PROBLEM TO SOLVE:
Write out every line below that includes the word "Users".

################

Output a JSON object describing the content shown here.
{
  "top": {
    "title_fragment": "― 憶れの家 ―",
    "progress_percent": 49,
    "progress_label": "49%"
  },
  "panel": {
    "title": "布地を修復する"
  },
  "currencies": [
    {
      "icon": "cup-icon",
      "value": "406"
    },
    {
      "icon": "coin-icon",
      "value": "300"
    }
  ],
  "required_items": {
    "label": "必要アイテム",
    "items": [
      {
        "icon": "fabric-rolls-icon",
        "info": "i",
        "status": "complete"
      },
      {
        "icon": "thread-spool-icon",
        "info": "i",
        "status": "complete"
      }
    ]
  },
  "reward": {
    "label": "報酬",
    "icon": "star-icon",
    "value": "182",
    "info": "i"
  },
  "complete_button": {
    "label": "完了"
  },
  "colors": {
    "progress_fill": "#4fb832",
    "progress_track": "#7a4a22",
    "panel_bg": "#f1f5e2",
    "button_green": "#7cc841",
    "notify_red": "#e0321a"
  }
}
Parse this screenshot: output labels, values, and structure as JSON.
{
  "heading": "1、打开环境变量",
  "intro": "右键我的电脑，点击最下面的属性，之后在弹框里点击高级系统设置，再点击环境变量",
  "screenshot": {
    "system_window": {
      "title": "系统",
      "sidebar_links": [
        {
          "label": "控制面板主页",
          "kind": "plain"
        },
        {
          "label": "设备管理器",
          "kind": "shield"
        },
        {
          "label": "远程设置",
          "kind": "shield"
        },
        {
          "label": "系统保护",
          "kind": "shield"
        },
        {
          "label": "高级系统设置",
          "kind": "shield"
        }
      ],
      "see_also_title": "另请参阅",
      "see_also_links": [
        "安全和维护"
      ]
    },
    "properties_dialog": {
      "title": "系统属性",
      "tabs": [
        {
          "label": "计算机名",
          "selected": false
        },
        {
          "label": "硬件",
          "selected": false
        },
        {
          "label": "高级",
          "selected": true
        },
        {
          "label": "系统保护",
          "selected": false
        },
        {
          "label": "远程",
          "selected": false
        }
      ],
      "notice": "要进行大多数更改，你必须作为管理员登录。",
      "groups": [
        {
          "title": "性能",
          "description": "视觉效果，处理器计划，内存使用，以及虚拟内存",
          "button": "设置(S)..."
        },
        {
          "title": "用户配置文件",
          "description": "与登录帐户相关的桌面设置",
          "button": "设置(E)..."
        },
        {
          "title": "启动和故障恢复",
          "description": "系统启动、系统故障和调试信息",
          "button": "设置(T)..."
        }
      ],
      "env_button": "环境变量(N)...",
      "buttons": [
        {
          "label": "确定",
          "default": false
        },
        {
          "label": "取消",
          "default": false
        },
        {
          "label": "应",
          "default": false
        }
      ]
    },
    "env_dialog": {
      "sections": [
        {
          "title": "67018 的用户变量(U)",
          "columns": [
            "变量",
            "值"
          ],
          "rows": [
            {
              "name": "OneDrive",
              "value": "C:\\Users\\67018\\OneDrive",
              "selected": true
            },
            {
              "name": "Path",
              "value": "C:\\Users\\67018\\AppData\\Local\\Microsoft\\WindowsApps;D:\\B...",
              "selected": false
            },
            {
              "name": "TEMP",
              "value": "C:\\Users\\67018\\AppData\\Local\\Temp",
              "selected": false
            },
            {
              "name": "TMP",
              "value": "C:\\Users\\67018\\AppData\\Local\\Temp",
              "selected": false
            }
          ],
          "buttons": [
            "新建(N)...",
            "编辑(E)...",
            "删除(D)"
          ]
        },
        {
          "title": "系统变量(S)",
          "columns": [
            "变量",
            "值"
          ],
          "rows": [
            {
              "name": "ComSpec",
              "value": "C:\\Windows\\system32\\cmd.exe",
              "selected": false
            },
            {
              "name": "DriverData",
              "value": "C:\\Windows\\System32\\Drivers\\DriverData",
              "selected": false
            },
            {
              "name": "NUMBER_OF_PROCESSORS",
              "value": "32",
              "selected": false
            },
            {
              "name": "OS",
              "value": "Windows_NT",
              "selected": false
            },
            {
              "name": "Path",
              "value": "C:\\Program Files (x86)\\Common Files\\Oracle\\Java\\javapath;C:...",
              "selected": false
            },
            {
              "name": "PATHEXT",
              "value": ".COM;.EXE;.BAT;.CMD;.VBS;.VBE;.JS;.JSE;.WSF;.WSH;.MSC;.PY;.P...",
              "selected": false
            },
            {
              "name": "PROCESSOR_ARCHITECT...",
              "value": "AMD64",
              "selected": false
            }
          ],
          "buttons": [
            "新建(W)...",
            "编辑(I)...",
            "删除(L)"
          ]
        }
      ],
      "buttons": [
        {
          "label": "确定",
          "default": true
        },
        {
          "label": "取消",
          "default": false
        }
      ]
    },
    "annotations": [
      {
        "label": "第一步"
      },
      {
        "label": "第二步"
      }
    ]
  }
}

################

EXPECTED OUTPUT:
              "value": "C:\\Users\\67018\\OneDrive",
              "value": "C:\\Users\\67018\\AppData\\Local\\Microsoft\\WindowsApps;D:\\B...",
              "value": "C:\\Users\\67018\\AppData\\Local\\Temp",
              "value": "C:\\Users\\67018\\AppData\\Local\\Temp",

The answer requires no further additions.